**Exercise requirements**
Give every line of the material again, exactly as written.

**Source records**
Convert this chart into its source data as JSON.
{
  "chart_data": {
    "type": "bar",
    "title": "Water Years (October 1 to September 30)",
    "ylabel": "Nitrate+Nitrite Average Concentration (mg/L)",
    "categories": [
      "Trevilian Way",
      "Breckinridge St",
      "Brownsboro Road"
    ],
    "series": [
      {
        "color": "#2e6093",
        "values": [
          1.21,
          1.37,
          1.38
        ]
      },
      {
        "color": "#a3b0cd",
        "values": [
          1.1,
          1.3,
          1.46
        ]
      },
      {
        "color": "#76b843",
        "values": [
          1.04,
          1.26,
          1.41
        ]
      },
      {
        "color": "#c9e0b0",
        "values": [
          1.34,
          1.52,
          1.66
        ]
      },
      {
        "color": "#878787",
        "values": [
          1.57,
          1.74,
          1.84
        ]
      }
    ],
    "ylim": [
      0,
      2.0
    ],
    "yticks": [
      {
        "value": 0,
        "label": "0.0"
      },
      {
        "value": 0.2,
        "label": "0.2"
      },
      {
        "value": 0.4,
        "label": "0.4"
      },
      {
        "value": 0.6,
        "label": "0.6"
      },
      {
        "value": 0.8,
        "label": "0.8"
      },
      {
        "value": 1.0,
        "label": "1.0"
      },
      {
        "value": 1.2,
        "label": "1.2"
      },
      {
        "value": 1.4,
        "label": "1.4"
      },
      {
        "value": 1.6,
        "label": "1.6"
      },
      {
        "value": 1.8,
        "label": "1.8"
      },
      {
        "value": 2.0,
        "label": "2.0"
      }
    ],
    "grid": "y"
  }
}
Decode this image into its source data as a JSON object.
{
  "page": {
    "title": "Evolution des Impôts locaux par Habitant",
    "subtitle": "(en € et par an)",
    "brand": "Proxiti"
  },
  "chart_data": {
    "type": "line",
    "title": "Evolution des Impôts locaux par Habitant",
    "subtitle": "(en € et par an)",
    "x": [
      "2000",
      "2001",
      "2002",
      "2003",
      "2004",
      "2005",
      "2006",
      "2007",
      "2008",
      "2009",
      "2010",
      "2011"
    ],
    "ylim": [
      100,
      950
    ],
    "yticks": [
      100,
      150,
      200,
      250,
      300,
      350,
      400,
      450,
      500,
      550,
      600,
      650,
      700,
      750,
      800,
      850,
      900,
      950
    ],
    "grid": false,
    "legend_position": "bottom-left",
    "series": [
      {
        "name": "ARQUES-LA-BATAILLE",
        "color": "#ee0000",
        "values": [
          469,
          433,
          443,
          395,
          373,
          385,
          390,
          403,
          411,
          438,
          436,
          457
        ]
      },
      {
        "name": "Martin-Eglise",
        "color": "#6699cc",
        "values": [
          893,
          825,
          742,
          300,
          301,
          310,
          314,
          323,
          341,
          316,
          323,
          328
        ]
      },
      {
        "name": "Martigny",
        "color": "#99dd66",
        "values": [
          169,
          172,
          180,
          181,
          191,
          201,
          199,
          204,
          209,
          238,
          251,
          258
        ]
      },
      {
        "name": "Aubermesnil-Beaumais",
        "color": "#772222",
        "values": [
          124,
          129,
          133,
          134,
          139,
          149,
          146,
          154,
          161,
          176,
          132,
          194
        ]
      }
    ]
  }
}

**Expected output**
Convert this chart into its source data as JSON.
{
  "chart_data": {
    "type": "bar",
    "title": "Water Years (October 1 to September 30)",
    "ylabel": "Nitrate+Nitrite Average Concentration (mg/L)",
    "categories": [
      "Trevilian Way",
      "Breckinridge St",
      "Brownsboro Road"
    ],
    "series": [
      {
        "color": "#2e6093",
        "values": [
          1.21,
          1.37,
          1.38
        ]
      },
      {
        "color": "#a3b0cd",
        "values": [
          1.1,
          1.3,
          1.46
        ]
      },
      {
        "color": "#76b843",
        "values": [
          1.04,
          1.26,
          1.41
        ]
      },
      {
        "color": "#c9e0b0",
        "values": [
          1.34,
          1.52,
          1.66
        ]
      },
      {
        "color": "#878787",
        "values": [
          1.57,
          1.74,
          1.84
        ]
      }
    ],
    "ylim": [
      0,
      2.0
    ],
    "yticks": [
      {
        "value": 0,
        "label": "0.0"
      },
      {
        "value": 0.2,
        "label": "0.2"
      },
      {
        "value": 0.4,
        "label": "0.4"
      },
      {
        "value": 0.6,
        "label": "0.6"
      },
      {
        "value": 0.8,
        "label": "0.8"
      },
      {
        "value": 1.0,
        "label": "1.0"
      },
      {
        "value": 1.2,
        "label": "1.2"
      },
      {
        "value": 1.4,
        "label": "1.4"
      },
      {
        "value": 1.6,
        "label": "1.6"
      },
      {
        "value": 1.8,
        "label": "1.8"
      },
      {
        "value": 2.0,
        "label": "2.0"
      }
    ],
    "grid": "y"
  }
}
Decode this image into its source data as a JSON object.
{
  "page": {
    "title": "Evolution des Impôts locaux par Habitant",
    "subtitle": "(en € et par an)",
    "brand": "Proxiti"
  },
  "chart_data": {
    "type": "line",
    "title": "Evolution des Impôts locaux par Habitant",
    "subtitle": "(en € et par an)",
    "x": [
      "2000",
      "2001",
      "2002",
      "2003",
      "2004",
      "2005",
      "2006",
      "2007",
      "2008",
      "2009",
      "2010",
      "2011"
    ],
    "ylim": [
      100,
      950
    ],
    "yticks": [
      100,
      150,
      200,
      250,
      300,
      350,
      400,
      450,
      500,
      550,
      600,
      650,
      700,
      750,
      800,
      850,
      900,
      950
    ],
    "grid": false,
    "legend_position": "bottom-left",
    "series": [
      {
        "name": "ARQUES-LA-BATAILLE",
        "color": "#ee0000",
        "values": [
          469,
          433,
          443,
          395,
          373,
          385,
          390,
          403,
          411,
          438,
          436,
          457
        ]
      },
      {
        "name": "Martin-Eglise",
        "color": "#6699cc",
        "values": [
          893,
          825,
          742,
          300,
          301,
          310,
          314,
          323,
          341,
          316,
          323,
          328
        ]
      },
      {
        "name": "Martigny",
        "color": "#99dd66",
        "values": [
          169,
          172,
          180,
          181,
          191,
          201,
          199,
          204,
          209,
          238,
          251,
          258
        ]
      },
      {
        "name": "Aubermesnil-Beaumais",
        "color": "#772222",
        "values": [
          124,
          129,
          133,
          134,
          139,
          149,
          146,
          154,
          161,
          176,
          132,
          194
        ]
      }
    ]
  }
}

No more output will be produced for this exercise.